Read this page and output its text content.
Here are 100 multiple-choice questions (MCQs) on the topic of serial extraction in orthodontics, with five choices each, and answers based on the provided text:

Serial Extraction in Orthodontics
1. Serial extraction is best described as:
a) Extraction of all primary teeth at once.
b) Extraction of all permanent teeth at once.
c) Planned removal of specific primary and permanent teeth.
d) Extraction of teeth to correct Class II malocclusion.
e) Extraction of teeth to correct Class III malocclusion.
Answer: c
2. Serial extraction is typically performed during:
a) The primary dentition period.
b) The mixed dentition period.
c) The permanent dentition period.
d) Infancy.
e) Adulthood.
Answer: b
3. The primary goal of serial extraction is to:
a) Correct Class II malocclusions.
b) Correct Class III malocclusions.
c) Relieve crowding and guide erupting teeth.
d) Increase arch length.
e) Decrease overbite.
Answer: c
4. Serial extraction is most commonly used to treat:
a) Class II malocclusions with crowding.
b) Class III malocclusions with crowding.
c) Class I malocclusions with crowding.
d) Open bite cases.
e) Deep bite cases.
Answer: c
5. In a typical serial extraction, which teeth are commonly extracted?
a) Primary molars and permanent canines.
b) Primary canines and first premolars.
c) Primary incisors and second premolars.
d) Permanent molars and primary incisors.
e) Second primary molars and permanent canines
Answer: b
--------------------------------------------------
▶ [What to produce]
Go through the entries and repeat each one exactly.

▶ [Result of this exercise]
Read this page and output its text content.
Here are 100 multiple-choice questions (MCQs) on the topic of serial extraction in orthodontics, with five choices each, and answers based on the provided text:

Serial Extraction in Orthodontics
1. Serial extraction is best described as:
a) Extraction of all primary teeth at once.
b) Extraction of all permanent teeth at once.
c) Planned removal of specific primary and permanent teeth.
d) Extraction of teeth to correct Class II malocclusion.
e) Extraction of teeth to correct Class III malocclusion.
Answer: c
2. Serial extraction is typically performed during:
a) The primary dentition period.
b) The mixed dentition period.
c) The permanent dentition period.
d) Infancy.
e) Adulthood.
Answer: b
3. The primary goal of serial extraction is to:
a) Correct Class II malocclusions.
b) Correct Class III malocclusions.
c) Relieve crowding and guide erupting teeth.
d) Increase arch length.
e) Decrease overbite.
Answer: c
4. Serial extraction is most commonly used to treat:
a) Class II malocclusions with crowding.
b) Class III malocclusions with crowding.
c) Class I malocclusions with crowding.
d) Open bite cases.
e) Deep bite cases.
Answer: c
5. In a typical serial extraction, which teeth are commonly extracted?
a) Primary molars and permanent canines.
b) Primary canines and first premolars.
c) Primary incisors and second premolars.
d) Permanent molars and primary incisors.
e) Second primary molars and permanent canines
Answer: b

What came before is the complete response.